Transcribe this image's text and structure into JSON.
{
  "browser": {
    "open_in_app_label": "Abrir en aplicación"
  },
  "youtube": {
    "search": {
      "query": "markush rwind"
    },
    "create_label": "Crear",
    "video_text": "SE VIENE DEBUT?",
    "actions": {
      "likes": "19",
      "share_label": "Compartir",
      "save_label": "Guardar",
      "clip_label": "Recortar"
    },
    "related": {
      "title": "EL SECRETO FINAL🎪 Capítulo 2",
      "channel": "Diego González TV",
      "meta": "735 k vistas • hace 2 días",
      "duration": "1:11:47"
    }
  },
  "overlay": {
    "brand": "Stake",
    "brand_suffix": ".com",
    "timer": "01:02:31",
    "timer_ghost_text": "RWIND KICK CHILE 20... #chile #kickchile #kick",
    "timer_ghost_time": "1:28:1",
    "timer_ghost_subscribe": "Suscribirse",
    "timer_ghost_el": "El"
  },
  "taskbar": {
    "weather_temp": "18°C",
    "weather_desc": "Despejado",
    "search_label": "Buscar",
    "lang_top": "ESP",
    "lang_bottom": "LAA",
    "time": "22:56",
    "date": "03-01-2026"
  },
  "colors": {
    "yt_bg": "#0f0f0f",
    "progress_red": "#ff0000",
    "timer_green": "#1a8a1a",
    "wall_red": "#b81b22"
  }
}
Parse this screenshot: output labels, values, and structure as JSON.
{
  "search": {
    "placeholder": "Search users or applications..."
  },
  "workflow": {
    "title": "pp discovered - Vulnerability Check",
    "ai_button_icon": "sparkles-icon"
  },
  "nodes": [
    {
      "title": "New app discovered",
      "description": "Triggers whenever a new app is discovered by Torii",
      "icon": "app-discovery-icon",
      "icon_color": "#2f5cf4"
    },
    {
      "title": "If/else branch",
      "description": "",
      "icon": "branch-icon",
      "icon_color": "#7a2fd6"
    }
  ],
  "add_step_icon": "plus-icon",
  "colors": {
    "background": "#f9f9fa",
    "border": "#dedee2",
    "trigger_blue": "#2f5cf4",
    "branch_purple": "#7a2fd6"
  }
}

_EXERCISE:_ Copy out all of the data exactly, leaving nothing out.

_TASK RESULT:_
Transcribe this image's text and structure into JSON.
{
  "browser": {
    "open_in_app_label": "Abrir en aplicación"
  },
  "youtube": {
    "search": {
      "query": "markush rwind"
    },
    "create_label": "Crear",
    "video_text": "SE VIENE DEBUT?",
    "actions": {
      "likes": "19",
      "share_label": "Compartir",
      "save_label": "Guardar",
      "clip_label": "Recortar"
    },
    "related": {
      "title": "EL SECRETO FINAL🎪 Capítulo 2",
      "channel": "Diego González TV",
      "meta": "735 k vistas • hace 2 días",
      "duration": "1:11:47"
    }
  },
  "overlay": {
    "brand": "Stake",
    "brand_suffix": ".com",
    "timer": "01:02:31",
    "timer_ghost_text": "RWIND KICK CHILE 20... #chile #kickchile #kick",
    "timer_ghost_time": "1:28:1",
    "timer_ghost_subscribe": "Suscribirse",
    "timer_ghost_el": "El"
  },
  "taskbar": {
    "weather_temp": "18°C",
    "weather_desc": "Despejado",
    "search_label": "Buscar",
    "lang_top": "ESP",
    "lang_bottom": "LAA",
    "time": "22:56",
    "date": "03-01-2026"
  },
  "colors": {
    "yt_bg": "#0f0f0f",
    "progress_red": "#ff0000",
    "timer_green": "#1a8a1a",
    "wall_red": "#b81b22"
  }
}
Parse this screenshot: output labels, values, and structure as JSON.
{
  "search": {
    "placeholder": "Search users or applications..."
  },
  "workflow": {
    "title": "pp discovered - Vulnerability Check",
    "ai_button_icon": "sparkles-icon"
  },
  "nodes": [
    {
      "title": "New app discovered",
      "description": "Triggers whenever a new app is discovered by Torii",
      "icon": "app-discovery-icon",
      "icon_color": "#2f5cf4"
    },
    {
      "title": "If/else branch",
      "description": "",
      "icon": "branch-icon",
      "icon_color": "#7a2fd6"
    }
  ],
  "add_step_icon": "plus-icon",
  "colors": {
    "background": "#f9f9fa",
    "border": "#dedee2",
    "trigger_blue": "#2f5cf4",
    "branch_purple": "#7a2fd6"
  }
}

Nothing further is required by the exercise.